Text excerpt START
Chemical and physical data
- Formula: C_{18}H_{23}[^{18}F]N_{4}O_{8}
- Molar mass: 441.4 g/mol
- 3D model (JSmol): Interactive image;
- SMILES OC(=O)CC[C@H](NC(=O)N[C@@H](CCCCNC(=O)C1=CC=C([18F])N=C1)C(O)=O)C(O)=O;
- InChI InChI=1S/C18H23FN4O8/c19-13-6-4-10(9-21-13)15(26)20-8-2-1-3-11(16(27)28)22-18(31)23-12(17(29)30)5-7-14(24)25/h4,6,9,11-12H,1-3,5,7-8H2,(H,20,26)(H,24,25)(H,27,28)(H,29,30)(H2,22,23,31)/t11-,12-/m0/s1/i19-1; Key:OLWVRJUNLXQDSP-MVBOSPHXSA-N;

= Piflufolastat (18F) =

Chemical compound

Piflufolastat (^{18}F), sold under the brand name Pylarify among others, is a radioactive diagnostic agent used for positron emission tomography (PET) imaging. It is given by intravenous injection.

The most common adverse reactions include transcient headache, altered taste, and fatigue.

Piflufolastat (^{18}F) was approved for medical use in the United States in May 2021. It is the second PSMA-targeted PET imaging drug approved by the U.S. Food and Drug Administration (FDA). The first approved PSMA-targeted PET imaging drug is Ga 68 PSMA-11.

== Medical uses ==
Piflufolastat (^{18}F) is indicated for people with suspected prostate cancer metastasis (when cancer cells spread from the place where they first formed to another part of the body) who are potentially curable by surgery or other therapy. Piflufolastat (^{18}F) is also indicated for people with suspected prostate cancer recurrence based on elevated serum prostate-specific antigen (PSA) levels.
Text excerpt END
Information given START
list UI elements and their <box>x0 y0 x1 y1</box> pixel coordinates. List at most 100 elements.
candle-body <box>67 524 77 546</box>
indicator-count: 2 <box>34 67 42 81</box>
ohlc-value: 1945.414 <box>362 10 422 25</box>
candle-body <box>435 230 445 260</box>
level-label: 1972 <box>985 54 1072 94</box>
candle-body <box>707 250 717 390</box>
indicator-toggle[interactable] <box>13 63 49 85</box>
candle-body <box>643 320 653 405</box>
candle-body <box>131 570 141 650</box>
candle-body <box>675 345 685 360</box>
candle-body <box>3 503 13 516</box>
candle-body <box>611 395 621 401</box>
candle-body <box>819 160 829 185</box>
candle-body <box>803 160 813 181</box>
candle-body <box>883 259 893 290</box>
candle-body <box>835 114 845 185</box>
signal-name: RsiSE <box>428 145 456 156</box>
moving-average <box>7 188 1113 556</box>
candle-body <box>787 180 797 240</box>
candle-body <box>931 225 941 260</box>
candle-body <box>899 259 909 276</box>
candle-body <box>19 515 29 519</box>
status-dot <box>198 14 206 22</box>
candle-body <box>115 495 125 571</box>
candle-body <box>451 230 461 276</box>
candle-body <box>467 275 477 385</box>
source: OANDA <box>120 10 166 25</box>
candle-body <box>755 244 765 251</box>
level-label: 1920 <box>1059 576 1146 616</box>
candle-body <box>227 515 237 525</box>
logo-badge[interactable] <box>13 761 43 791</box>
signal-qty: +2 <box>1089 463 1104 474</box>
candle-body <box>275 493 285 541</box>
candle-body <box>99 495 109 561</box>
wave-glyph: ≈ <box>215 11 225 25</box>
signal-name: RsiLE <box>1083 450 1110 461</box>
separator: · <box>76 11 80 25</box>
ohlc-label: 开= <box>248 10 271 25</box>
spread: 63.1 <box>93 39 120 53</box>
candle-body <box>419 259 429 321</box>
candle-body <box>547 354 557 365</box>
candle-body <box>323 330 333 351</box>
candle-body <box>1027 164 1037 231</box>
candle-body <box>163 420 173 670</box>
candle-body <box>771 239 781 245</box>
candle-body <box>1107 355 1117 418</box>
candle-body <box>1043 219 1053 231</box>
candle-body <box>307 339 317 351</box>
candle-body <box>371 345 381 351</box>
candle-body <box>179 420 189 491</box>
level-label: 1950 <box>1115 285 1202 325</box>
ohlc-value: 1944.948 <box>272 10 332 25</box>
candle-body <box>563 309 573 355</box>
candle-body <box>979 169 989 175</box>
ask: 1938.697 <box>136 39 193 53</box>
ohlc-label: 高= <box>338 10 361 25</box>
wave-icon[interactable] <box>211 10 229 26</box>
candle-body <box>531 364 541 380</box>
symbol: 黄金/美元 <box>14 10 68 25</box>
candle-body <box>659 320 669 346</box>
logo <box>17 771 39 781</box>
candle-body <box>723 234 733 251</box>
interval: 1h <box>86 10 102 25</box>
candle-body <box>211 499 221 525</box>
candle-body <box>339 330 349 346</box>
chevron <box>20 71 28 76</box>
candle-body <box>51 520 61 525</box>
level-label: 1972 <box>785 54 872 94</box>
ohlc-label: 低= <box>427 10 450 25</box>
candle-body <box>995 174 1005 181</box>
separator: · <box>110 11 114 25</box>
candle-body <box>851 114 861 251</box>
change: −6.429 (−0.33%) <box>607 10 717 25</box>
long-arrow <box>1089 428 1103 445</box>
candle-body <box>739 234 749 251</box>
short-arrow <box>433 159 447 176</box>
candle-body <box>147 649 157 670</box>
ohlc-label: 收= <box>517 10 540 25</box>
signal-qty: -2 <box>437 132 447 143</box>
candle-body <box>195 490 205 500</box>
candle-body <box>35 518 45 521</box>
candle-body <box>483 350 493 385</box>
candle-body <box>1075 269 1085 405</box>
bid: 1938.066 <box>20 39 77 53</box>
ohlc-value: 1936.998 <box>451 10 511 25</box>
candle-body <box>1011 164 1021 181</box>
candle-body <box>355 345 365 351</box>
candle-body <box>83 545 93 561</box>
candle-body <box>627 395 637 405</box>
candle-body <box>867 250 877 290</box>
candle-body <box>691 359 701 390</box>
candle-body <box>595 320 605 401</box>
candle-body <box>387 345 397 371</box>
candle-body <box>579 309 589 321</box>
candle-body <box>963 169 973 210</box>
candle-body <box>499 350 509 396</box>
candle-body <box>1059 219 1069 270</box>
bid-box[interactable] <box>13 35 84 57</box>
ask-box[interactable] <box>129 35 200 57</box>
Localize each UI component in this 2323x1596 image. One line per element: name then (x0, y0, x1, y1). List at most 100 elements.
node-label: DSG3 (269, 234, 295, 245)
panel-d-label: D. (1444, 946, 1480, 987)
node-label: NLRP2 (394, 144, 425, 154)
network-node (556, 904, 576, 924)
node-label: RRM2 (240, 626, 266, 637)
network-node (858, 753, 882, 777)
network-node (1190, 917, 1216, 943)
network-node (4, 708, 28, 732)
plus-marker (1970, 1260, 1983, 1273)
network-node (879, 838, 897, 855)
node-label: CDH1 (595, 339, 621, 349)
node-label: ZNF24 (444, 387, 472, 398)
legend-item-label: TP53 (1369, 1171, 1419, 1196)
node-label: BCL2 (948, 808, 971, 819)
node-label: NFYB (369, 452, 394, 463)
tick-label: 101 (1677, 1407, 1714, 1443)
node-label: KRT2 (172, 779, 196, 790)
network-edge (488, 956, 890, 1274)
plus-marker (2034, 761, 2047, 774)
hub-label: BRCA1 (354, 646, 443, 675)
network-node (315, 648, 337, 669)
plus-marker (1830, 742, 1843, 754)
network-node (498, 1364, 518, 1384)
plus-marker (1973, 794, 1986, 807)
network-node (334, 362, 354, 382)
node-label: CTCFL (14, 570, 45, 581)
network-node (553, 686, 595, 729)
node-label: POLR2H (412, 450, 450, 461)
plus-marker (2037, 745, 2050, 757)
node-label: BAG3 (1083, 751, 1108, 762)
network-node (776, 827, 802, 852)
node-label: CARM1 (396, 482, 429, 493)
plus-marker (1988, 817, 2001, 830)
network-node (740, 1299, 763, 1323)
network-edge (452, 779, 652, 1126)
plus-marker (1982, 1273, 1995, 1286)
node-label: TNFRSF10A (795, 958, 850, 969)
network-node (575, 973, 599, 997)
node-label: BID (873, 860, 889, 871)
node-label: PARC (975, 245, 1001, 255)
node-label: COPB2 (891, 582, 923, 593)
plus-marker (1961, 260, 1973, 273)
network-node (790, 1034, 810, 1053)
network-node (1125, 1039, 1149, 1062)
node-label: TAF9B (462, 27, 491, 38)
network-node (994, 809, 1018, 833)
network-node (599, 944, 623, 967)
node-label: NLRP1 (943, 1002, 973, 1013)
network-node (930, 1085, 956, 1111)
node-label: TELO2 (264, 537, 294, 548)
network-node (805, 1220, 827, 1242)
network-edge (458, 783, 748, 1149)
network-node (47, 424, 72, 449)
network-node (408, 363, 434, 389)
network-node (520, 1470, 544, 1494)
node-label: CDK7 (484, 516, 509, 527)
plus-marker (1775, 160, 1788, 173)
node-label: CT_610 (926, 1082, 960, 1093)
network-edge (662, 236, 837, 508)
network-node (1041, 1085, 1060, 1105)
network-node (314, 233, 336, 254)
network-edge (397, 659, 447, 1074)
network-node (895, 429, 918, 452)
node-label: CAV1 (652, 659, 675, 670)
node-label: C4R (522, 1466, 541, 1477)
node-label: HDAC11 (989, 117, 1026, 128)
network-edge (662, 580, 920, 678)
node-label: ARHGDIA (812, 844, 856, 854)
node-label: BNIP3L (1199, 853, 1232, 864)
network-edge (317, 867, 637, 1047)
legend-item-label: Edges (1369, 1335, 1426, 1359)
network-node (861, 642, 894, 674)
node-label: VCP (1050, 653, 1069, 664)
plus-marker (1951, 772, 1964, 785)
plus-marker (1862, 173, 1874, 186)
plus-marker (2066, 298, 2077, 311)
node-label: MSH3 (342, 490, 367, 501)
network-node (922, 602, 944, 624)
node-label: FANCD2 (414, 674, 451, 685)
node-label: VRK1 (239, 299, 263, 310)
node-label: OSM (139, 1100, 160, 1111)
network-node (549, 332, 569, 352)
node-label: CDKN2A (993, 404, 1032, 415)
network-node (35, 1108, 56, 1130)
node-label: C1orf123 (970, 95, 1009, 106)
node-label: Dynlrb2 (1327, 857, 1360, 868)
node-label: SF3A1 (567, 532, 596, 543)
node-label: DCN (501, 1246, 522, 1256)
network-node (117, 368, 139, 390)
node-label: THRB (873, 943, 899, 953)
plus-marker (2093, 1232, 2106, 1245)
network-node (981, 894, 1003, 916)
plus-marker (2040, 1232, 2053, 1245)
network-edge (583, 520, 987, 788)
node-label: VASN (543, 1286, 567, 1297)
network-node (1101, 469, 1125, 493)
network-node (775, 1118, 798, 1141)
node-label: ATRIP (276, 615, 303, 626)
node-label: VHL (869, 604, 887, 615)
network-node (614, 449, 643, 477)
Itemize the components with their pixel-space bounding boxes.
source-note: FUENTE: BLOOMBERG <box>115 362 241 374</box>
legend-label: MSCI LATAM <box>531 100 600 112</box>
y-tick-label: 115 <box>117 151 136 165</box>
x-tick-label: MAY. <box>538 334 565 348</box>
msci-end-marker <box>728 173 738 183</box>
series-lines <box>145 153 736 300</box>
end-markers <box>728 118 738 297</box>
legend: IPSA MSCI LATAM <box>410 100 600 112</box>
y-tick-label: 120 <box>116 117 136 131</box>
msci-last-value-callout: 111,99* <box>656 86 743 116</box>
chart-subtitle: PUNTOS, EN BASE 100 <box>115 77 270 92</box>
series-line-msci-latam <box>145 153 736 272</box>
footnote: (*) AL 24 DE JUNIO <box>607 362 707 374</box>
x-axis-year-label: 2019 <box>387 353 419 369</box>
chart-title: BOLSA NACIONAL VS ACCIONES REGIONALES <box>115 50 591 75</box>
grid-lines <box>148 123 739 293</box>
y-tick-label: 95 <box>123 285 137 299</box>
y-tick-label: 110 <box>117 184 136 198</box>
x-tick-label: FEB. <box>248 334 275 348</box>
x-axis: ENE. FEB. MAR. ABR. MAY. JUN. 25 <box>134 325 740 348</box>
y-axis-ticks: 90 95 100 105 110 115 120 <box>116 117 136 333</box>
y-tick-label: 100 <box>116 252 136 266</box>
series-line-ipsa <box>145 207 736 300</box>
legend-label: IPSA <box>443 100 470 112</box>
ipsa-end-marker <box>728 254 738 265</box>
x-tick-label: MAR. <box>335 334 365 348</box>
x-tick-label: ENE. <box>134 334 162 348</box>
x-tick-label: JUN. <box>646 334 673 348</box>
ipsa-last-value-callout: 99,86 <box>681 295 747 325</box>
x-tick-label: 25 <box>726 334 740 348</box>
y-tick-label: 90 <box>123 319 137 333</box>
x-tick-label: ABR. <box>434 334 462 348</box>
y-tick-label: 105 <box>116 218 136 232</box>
Information given END
- **Questions on the material**
1. According to the piflufolastat text, in what month and year was the drug approved for medical use in the United States?
2. From the piflufolastat text, return the part that opens with the words containing "Chemical compound" and closes with "taste, and fatigue.".

- **Exercise solutions**
1. May 2021

2.
Chemical compound

Piflufolastat (^{18}F), sold under the brand name Pylarify among others, is a radioactive diagnostic agent used for positron emission tomography (PET) imaging. It is given by intravenous injection.

The most common adverse reactions include transcient headache, altered taste, and fatigue.